- WORK TO COMPLETE:
Exactly as written, retype the listing below, omitting the pictures.

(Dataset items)
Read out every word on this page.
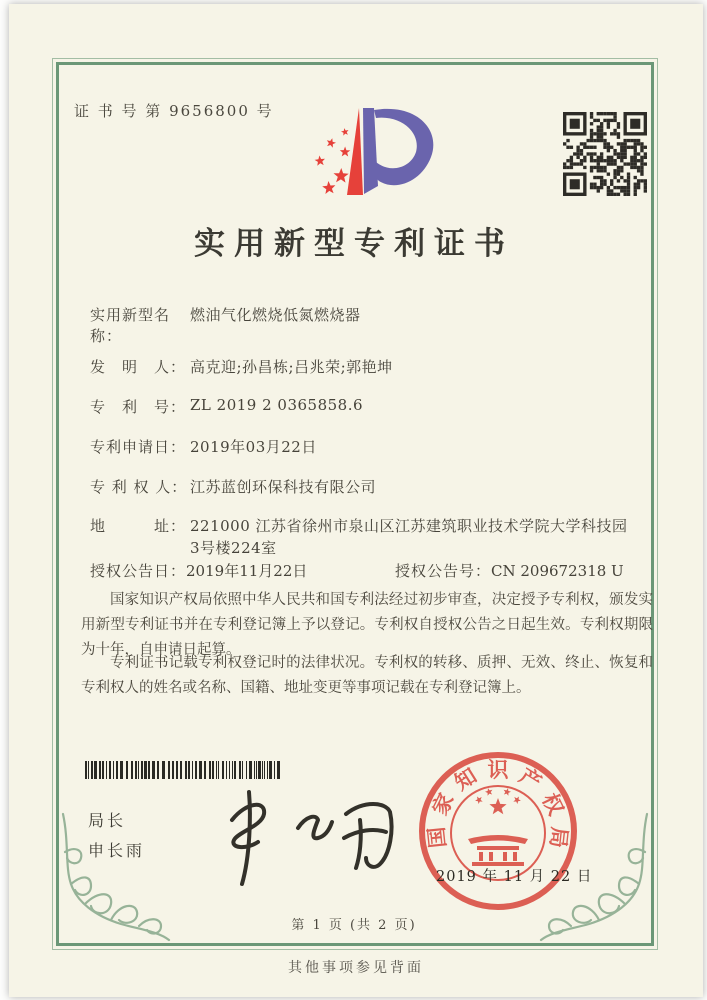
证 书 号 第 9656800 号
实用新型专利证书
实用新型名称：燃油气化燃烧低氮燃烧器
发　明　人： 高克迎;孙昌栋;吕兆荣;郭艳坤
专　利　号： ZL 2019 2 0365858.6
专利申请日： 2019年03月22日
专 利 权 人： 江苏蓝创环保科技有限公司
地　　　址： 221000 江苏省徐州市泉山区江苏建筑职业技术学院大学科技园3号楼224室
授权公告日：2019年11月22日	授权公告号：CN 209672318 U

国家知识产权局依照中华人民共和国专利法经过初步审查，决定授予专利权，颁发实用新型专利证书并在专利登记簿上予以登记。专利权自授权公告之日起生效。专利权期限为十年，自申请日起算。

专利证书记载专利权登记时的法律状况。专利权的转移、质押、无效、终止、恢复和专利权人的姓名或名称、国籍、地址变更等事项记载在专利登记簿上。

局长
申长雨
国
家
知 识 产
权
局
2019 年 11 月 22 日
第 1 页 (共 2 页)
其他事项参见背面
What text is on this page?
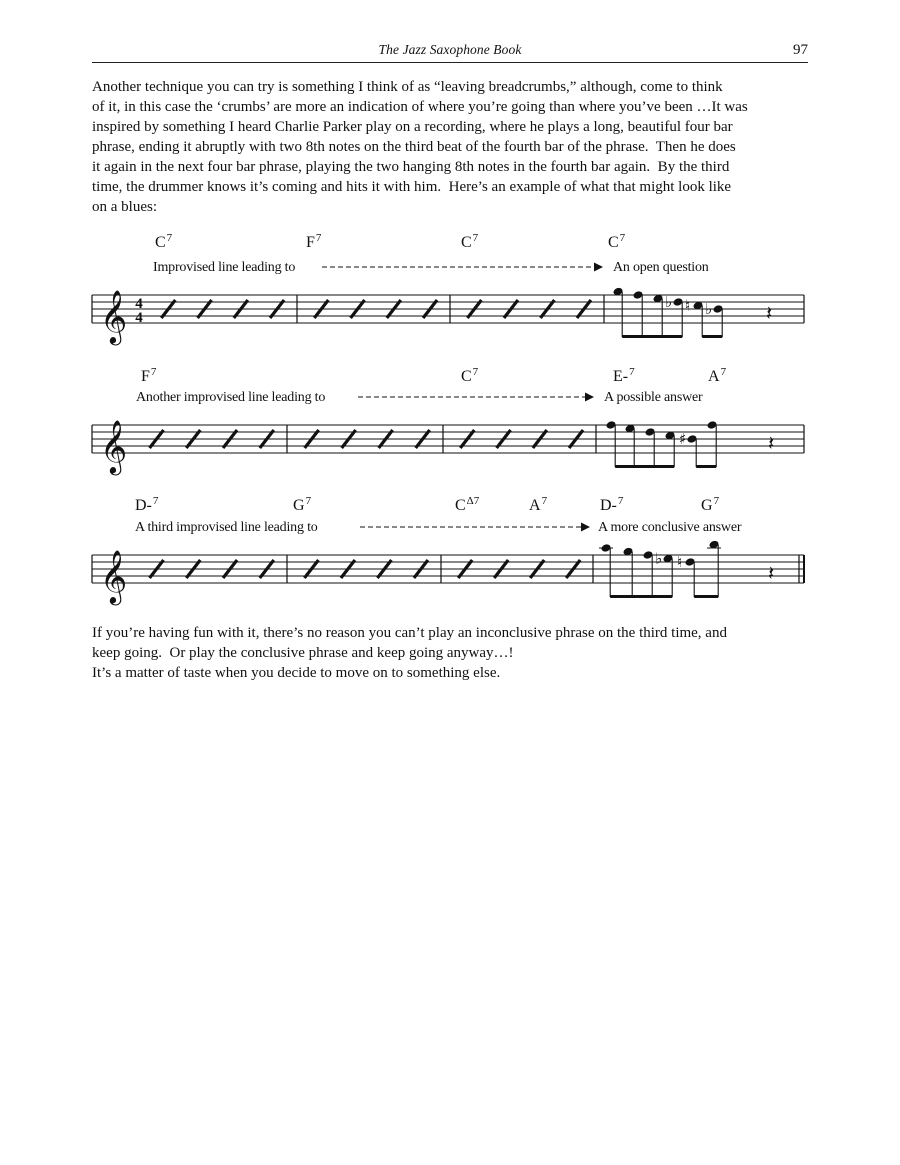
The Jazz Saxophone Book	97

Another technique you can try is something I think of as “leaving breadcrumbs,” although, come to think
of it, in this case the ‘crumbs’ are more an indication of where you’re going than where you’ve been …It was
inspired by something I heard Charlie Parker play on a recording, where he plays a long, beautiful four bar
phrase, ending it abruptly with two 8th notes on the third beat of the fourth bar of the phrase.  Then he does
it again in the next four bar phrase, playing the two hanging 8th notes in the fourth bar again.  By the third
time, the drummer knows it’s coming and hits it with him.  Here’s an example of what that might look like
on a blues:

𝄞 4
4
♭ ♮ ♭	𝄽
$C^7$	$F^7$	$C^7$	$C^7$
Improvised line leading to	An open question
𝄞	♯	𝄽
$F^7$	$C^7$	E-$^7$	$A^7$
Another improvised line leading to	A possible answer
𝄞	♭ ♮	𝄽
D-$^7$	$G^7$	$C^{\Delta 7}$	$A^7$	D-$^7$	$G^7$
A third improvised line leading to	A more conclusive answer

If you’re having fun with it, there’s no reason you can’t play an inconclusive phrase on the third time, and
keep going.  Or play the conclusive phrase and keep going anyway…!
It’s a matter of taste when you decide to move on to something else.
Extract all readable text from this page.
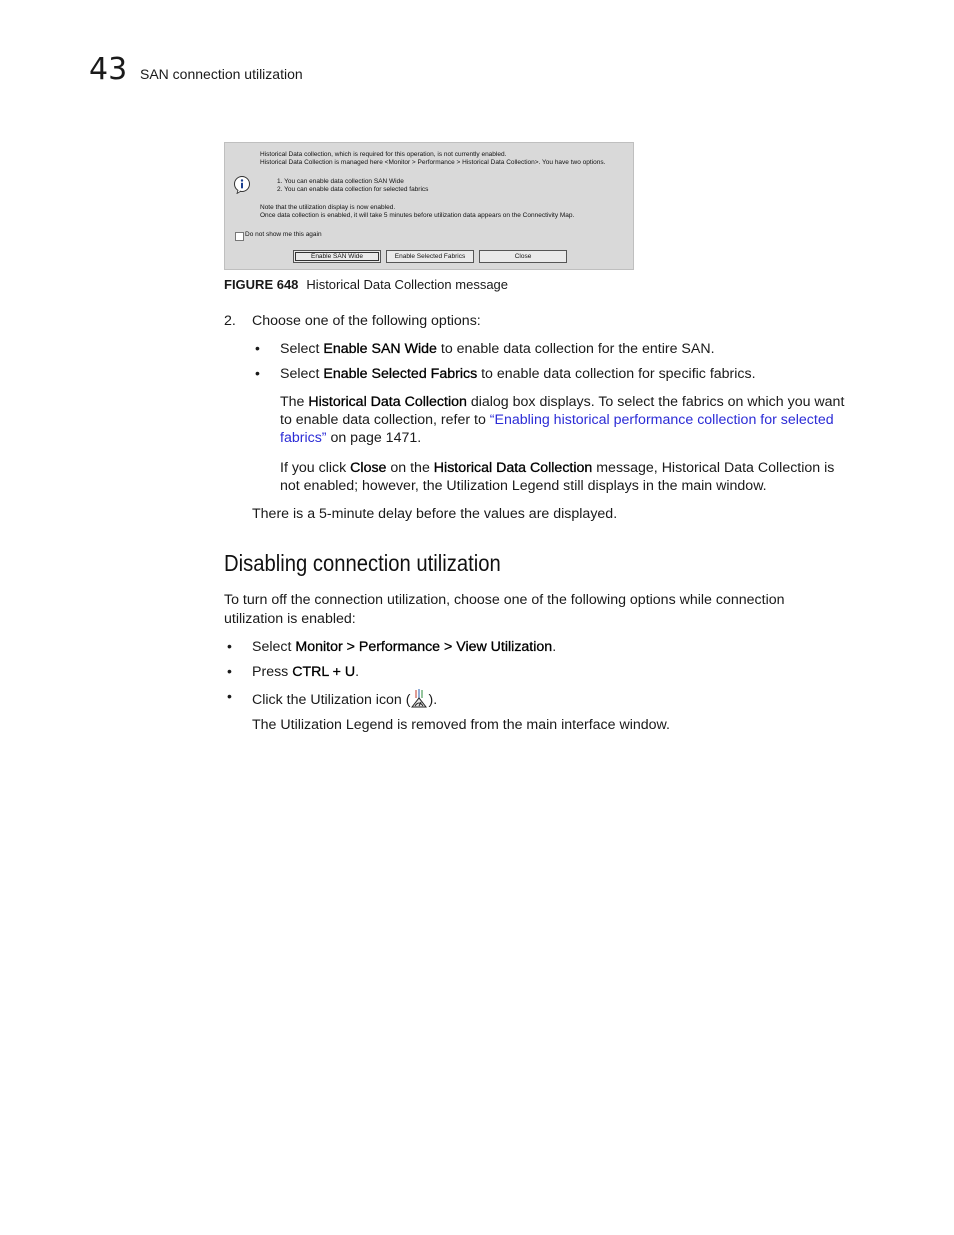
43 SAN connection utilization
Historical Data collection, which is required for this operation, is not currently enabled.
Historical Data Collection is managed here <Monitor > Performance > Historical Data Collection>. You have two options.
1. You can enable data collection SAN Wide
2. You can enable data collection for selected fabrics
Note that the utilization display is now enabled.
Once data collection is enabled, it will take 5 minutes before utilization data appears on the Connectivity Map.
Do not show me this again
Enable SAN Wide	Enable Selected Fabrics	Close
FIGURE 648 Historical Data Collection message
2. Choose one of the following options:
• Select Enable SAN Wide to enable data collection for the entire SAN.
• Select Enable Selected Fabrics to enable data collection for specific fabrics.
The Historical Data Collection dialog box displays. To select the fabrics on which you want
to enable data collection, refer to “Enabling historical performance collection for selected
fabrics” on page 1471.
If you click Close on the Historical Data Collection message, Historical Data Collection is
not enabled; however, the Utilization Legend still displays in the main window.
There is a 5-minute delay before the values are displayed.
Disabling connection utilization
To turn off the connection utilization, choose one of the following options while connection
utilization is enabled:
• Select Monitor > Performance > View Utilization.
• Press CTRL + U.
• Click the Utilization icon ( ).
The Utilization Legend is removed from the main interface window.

- ANSWER IN FULL:
Read out every word on this page.
证 书 号 第 9656800 号
实用新型专利证书
实用新型名称：燃油气化燃烧低氮燃烧器
发　明　人： 高克迎;孙昌栋;吕兆荣;郭艳坤
专　利　号： ZL 2019 2 0365858.6
专利申请日： 2019年03月22日
专 利 权 人： 江苏蓝创环保科技有限公司
地　　　址： 221000 江苏省徐州市泉山区江苏建筑职业技术学院大学科技园3号楼224室
授权公告日：2019年11月22日	授权公告号：CN 209672318 U

国家知识产权局依照中华人民共和国专利法经过初步审查，决定授予专利权，颁发实用新型专利证书并在专利登记簿上予以登记。专利权自授权公告之日起生效。专利权期限为十年，自申请日起算。

专利证书记载专利权登记时的法律状况。专利权的转移、质押、无效、终止、恢复和专利权人的姓名或名称、国籍、地址变更等事项记载在专利登记簿上。

局长
申长雨
国
家
知 识 产
权
局
2019 年 11 月 22 日
第 1 页 (共 2 页)
其他事项参见背面
What text is on this page?
The Jazz Saxophone Book	97

Another technique you can try is something I think of as “leaving breadcrumbs,” although, come to think
of it, in this case the ‘crumbs’ are more an indication of where you’re going than where you’ve been …It was
inspired by something I heard Charlie Parker play on a recording, where he plays a long, beautiful four bar
phrase, ending it abruptly with two 8th notes on the third beat of the fourth bar of the phrase.  Then he does
it again in the next four bar phrase, playing the two hanging 8th notes in the fourth bar again.  By the third
time, the drummer knows it’s coming and hits it with him.  Here’s an example of what that might look like
on a blues:

𝄞 4
4
♭ ♮ ♭	𝄽
$C^7$	$F^7$	$C^7$	$C^7$
Improvised line leading to	An open question
𝄞	♯	𝄽
$F^7$	$C^7$	E-$^7$	$A^7$
Another improvised line leading to	A possible answer
𝄞	♭ ♮	𝄽
D-$^7$	$G^7$	$C^{\Delta 7}$	$A^7$	D-$^7$	$G^7$
A third improvised line leading to	A more conclusive answer

If you’re having fun with it, there’s no reason you can’t play an inconclusive phrase on the third time, and
keep going.  Or play the conclusive phrase and keep going anyway…!
It’s a matter of taste when you decide to move on to something else.
Extract all readable text from this page.
43 SAN connection utilization
Historical Data collection, which is required for this operation, is not currently enabled.
Historical Data Collection is managed here <Monitor > Performance > Historical Data Collection>. You have two options.
1. You can enable data collection SAN Wide
2. You can enable data collection for selected fabrics
Note that the utilization display is now enabled.
Once data collection is enabled, it will take 5 minutes before utilization data appears on the Connectivity Map.
Do not show me this again
Enable SAN Wide	Enable Selected Fabrics	Close
FIGURE 648 Historical Data Collection message
2. Choose one of the following options:
• Select Enable SAN Wide to enable data collection for the entire SAN.
• Select Enable Selected Fabrics to enable data collection for specific fabrics.
The Historical Data Collection dialog box displays. To select the fabrics on which you want
to enable data collection, refer to “Enabling historical performance collection for selected
fabrics” on page 1471.
If you click Close on the Historical Data Collection message, Historical Data Collection is
not enabled; however, the Utilization Legend still displays in the main window.
There is a 5-minute delay before the values are displayed.
Disabling connection utilization
To turn off the connection utilization, choose one of the following options while connection
utilization is enabled:
• Select Monitor > Performance > View Utilization.
• Press CTRL + U.
• Click the Utilization icon ( ).
The Utilization Legend is removed from the main interface window.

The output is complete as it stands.